In the following material, identify every line holding the string "JSON" and return it.

## BEGIN Material provided

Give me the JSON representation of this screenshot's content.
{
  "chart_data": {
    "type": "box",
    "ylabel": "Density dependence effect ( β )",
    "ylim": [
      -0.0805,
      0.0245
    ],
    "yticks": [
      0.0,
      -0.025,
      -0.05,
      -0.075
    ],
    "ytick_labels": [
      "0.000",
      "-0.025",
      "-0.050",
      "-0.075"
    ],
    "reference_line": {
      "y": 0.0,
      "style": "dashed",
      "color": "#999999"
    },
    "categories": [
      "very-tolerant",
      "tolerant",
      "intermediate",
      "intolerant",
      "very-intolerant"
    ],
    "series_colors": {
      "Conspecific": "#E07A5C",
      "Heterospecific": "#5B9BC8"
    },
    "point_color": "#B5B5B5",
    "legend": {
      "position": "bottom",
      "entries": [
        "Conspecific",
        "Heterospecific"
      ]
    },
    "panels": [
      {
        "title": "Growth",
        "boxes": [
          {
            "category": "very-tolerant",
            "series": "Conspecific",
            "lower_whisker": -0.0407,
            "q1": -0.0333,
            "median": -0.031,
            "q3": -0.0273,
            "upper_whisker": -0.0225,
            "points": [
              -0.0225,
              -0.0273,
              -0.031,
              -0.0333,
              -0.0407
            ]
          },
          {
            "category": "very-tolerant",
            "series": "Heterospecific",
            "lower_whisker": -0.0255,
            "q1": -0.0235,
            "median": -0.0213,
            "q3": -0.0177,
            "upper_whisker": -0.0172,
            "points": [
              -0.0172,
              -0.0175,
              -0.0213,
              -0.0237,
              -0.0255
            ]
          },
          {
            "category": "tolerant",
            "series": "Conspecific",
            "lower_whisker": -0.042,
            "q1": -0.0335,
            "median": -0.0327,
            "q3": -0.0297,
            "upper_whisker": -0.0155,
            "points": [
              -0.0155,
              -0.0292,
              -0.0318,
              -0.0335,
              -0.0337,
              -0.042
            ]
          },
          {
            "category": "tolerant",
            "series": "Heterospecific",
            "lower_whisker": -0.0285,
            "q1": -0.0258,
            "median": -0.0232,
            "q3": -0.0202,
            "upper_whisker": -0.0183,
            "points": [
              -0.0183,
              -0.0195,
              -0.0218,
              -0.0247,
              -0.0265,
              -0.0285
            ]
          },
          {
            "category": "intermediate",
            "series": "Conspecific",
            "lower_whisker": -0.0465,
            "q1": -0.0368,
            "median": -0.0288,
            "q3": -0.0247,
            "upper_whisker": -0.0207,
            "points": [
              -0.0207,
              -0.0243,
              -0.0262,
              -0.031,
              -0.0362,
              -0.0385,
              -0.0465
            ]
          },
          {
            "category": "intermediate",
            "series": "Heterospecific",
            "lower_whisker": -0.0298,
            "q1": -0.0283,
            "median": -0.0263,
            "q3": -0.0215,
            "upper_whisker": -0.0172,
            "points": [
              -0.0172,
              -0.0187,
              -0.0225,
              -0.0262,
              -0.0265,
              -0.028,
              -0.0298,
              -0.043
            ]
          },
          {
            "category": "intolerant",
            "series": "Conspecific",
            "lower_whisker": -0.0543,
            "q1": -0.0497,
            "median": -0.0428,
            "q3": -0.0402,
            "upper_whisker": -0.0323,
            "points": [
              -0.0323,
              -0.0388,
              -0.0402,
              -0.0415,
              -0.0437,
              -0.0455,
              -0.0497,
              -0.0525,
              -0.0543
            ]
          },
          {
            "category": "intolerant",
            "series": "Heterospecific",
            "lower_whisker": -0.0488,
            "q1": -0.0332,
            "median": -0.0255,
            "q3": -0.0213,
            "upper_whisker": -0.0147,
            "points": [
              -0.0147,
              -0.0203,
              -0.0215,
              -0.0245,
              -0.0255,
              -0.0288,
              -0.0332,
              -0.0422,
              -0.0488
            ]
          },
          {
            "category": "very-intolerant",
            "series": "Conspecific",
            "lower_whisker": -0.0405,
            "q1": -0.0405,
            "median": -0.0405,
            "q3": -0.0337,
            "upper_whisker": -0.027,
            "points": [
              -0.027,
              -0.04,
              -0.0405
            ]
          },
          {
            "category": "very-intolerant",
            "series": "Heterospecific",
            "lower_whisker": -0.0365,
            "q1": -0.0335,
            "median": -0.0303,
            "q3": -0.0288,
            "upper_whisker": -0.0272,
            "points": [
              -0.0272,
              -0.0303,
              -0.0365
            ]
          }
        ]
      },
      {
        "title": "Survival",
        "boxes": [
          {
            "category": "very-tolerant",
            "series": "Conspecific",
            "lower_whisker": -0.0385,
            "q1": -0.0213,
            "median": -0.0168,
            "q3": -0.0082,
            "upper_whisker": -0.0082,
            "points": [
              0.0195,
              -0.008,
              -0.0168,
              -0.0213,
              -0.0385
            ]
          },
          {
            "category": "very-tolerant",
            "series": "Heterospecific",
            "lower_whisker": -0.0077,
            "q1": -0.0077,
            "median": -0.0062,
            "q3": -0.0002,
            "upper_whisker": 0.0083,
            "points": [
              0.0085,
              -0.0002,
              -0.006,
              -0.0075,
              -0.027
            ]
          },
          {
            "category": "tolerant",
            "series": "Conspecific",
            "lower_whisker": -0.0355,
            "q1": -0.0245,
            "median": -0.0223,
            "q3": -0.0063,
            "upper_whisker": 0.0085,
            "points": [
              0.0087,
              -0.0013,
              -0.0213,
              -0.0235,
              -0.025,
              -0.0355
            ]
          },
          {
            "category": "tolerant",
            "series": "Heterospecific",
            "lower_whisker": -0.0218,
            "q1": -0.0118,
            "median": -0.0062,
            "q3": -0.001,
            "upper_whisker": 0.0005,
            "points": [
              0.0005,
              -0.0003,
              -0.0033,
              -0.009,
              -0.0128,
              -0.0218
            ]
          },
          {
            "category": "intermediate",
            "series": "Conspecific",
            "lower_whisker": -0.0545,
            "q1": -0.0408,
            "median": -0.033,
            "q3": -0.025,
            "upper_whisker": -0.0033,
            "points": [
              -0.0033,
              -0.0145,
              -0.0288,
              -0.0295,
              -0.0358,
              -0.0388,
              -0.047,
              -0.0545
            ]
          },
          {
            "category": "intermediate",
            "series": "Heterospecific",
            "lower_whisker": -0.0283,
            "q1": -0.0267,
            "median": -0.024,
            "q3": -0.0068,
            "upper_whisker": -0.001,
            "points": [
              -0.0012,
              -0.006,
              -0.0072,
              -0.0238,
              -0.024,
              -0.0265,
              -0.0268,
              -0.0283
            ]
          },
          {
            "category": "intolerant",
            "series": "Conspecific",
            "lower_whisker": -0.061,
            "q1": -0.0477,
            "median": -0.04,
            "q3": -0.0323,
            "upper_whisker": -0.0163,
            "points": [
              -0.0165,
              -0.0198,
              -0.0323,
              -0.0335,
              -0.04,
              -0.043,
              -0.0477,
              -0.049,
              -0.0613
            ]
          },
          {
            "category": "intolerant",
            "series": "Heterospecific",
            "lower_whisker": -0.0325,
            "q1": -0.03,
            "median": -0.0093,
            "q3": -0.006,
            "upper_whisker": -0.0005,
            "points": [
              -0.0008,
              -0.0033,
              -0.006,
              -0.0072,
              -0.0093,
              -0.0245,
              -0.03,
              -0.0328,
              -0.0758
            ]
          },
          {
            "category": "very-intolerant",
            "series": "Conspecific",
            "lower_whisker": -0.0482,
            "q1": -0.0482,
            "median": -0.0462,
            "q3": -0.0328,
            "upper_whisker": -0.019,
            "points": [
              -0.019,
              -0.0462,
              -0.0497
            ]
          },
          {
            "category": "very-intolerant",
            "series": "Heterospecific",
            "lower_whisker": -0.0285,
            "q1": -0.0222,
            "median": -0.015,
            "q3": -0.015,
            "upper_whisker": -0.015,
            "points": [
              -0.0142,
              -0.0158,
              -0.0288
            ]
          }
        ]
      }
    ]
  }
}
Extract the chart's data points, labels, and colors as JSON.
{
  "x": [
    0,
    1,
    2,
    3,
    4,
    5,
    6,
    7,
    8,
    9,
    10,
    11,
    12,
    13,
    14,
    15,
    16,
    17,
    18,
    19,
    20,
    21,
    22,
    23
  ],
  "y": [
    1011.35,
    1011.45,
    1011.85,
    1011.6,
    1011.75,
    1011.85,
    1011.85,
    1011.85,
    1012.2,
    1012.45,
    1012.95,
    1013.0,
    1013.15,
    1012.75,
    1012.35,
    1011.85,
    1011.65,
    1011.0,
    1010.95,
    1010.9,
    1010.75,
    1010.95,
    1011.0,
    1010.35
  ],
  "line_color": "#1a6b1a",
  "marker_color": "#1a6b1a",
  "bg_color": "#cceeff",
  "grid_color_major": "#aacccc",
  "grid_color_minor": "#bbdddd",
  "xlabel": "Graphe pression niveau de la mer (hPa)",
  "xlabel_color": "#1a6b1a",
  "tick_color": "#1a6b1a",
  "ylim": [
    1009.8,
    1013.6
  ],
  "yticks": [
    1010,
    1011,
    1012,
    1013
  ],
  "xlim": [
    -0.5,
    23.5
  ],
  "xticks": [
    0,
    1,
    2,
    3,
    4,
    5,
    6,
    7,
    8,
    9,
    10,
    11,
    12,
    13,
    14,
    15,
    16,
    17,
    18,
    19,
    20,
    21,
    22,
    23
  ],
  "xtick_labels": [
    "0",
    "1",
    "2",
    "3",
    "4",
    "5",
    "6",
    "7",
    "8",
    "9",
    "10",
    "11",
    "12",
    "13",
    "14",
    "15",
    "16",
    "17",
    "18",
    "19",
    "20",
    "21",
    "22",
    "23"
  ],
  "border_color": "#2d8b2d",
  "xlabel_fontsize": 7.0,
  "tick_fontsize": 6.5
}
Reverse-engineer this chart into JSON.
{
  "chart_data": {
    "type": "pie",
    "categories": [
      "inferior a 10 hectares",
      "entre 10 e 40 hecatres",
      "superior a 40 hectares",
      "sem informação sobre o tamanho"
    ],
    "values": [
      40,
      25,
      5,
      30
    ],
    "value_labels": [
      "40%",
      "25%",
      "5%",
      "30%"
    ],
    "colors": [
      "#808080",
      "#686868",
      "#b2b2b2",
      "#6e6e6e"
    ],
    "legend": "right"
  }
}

## END Material provided

Written solution:
Give me the JSON representation of this screenshot's content.
Extract the chart's data points, labels, and colors as JSON.
Reverse-engineer this chart into JSON.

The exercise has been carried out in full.